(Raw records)
-=-=-=-=-
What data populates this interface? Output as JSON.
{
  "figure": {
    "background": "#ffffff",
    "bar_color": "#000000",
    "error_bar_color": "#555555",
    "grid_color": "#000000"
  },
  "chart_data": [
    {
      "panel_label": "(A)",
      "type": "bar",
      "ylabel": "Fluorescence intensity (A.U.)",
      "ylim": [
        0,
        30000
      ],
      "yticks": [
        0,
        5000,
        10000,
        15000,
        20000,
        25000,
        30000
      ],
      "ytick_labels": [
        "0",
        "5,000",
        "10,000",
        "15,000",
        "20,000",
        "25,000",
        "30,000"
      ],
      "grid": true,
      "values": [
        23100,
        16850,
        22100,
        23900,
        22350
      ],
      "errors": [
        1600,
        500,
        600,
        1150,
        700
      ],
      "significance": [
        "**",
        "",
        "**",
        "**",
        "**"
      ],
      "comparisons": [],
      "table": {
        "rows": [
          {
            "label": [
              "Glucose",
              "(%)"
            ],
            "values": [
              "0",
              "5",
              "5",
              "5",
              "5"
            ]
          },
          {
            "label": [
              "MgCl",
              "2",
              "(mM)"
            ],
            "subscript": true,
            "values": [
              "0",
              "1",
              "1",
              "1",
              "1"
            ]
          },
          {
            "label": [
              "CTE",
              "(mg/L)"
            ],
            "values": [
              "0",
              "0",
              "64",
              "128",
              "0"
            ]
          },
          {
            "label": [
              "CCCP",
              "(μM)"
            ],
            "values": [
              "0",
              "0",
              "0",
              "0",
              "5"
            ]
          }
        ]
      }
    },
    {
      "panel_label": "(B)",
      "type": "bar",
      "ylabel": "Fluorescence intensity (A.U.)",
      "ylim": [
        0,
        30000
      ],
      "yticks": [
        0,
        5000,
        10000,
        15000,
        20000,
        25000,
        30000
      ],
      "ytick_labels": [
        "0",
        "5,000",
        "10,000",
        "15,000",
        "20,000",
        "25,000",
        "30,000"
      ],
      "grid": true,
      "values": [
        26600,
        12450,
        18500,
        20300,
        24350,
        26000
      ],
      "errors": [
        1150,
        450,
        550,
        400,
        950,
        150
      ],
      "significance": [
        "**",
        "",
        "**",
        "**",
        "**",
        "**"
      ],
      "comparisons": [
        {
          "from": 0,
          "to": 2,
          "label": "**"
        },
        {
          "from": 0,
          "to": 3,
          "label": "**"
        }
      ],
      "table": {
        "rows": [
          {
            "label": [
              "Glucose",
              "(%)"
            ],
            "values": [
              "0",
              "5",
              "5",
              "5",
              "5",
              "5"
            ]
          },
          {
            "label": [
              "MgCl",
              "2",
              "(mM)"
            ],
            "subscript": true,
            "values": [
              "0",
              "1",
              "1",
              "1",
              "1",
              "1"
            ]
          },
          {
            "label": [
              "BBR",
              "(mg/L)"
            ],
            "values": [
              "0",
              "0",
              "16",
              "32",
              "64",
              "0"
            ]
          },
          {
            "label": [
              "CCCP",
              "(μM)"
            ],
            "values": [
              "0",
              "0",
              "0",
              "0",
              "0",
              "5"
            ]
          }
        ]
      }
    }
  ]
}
-=-=-=-=-
Exercise details: Return what is listed above, exactly and completely.

Solution for this problem:
What data populates this interface? Output as JSON.
{
  "figure": {
    "background": "#ffffff",
    "bar_color": "#000000",
    "error_bar_color": "#555555",
    "grid_color": "#000000"
  },
  "chart_data": [
    {
      "panel_label": "(A)",
      "type": "bar",
      "ylabel": "Fluorescence intensity (A.U.)",
      "ylim": [
        0,
        30000
      ],
      "yticks": [
        0,
        5000,
        10000,
        15000,
        20000,
        25000,
        30000
      ],
      "ytick_labels": [
        "0",
        "5,000",
        "10,000",
        "15,000",
        "20,000",
        "25,000",
        "30,000"
      ],
      "grid": true,
      "values": [
        23100,
        16850,
        22100,
        23900,
        22350
      ],
      "errors": [
        1600,
        500,
        600,
        1150,
        700
      ],
      "significance": [
        "**",
        "",
        "**",
        "**",
        "**"
      ],
      "comparisons": [],
      "table": {
        "rows": [
          {
            "label": [
              "Glucose",
              "(%)"
            ],
            "values": [
              "0",
              "5",
              "5",
              "5",
              "5"
            ]
          },
          {
            "label": [
              "MgCl",
              "2",
              "(mM)"
            ],
            "subscript": true,
            "values": [
              "0",
              "1",
              "1",
              "1",
              "1"
            ]
          },
          {
            "label": [
              "CTE",
              "(mg/L)"
            ],
            "values": [
              "0",
              "0",
              "64",
              "128",
              "0"
            ]
          },
          {
            "label": [
              "CCCP",
              "(μM)"
            ],
            "values": [
              "0",
              "0",
              "0",
              "0",
              "5"
            ]
          }
        ]
      }
    },
    {
      "panel_label": "(B)",
      "type": "bar",
      "ylabel": "Fluorescence intensity (A.U.)",
      "ylim": [
        0,
        30000
      ],
      "yticks": [
        0,
        5000,
        10000,
        15000,
        20000,
        25000,
        30000
      ],
      "ytick_labels": [
        "0",
        "5,000",
        "10,000",
        "15,000",
        "20,000",
        "25,000",
        "30,000"
      ],
      "grid": true,
      "values": [
        26600,
        12450,
        18500,
        20300,
        24350,
        26000
      ],
      "errors": [
        1150,
        450,
        550,
        400,
        950,
        150
      ],
      "significance": [
        "**",
        "",
        "**",
        "**",
        "**",
        "**"
      ],
      "comparisons": [
        {
          "from": 0,
          "to": 2,
          "label": "**"
        },
        {
          "from": 0,
          "to": 3,
          "label": "**"
        }
      ],
      "table": {
        "rows": [
          {
            "label": [
              "Glucose",
              "(%)"
            ],
            "values": [
              "0",
              "5",
              "5",
              "5",
              "5",
              "5"
            ]
          },
          {
            "label": [
              "MgCl",
              "2",
              "(mM)"
            ],
            "subscript": true,
            "values": [
              "0",
              "1",
              "1",
              "1",
              "1",
              "1"
            ]
          },
          {
            "label": [
              "BBR",
              "(mg/L)"
            ],
            "values": [
              "0",
              "0",
              "16",
              "32",
              "64",
              "0"
            ]
          },
          {
            "label": [
              "CCCP",
              "(μM)"
            ],
            "values": [
              "0",
              "0",
              "0",
              "0",
              "0",
              "5"
            ]
          }
        ]
      }
    }
  ]
}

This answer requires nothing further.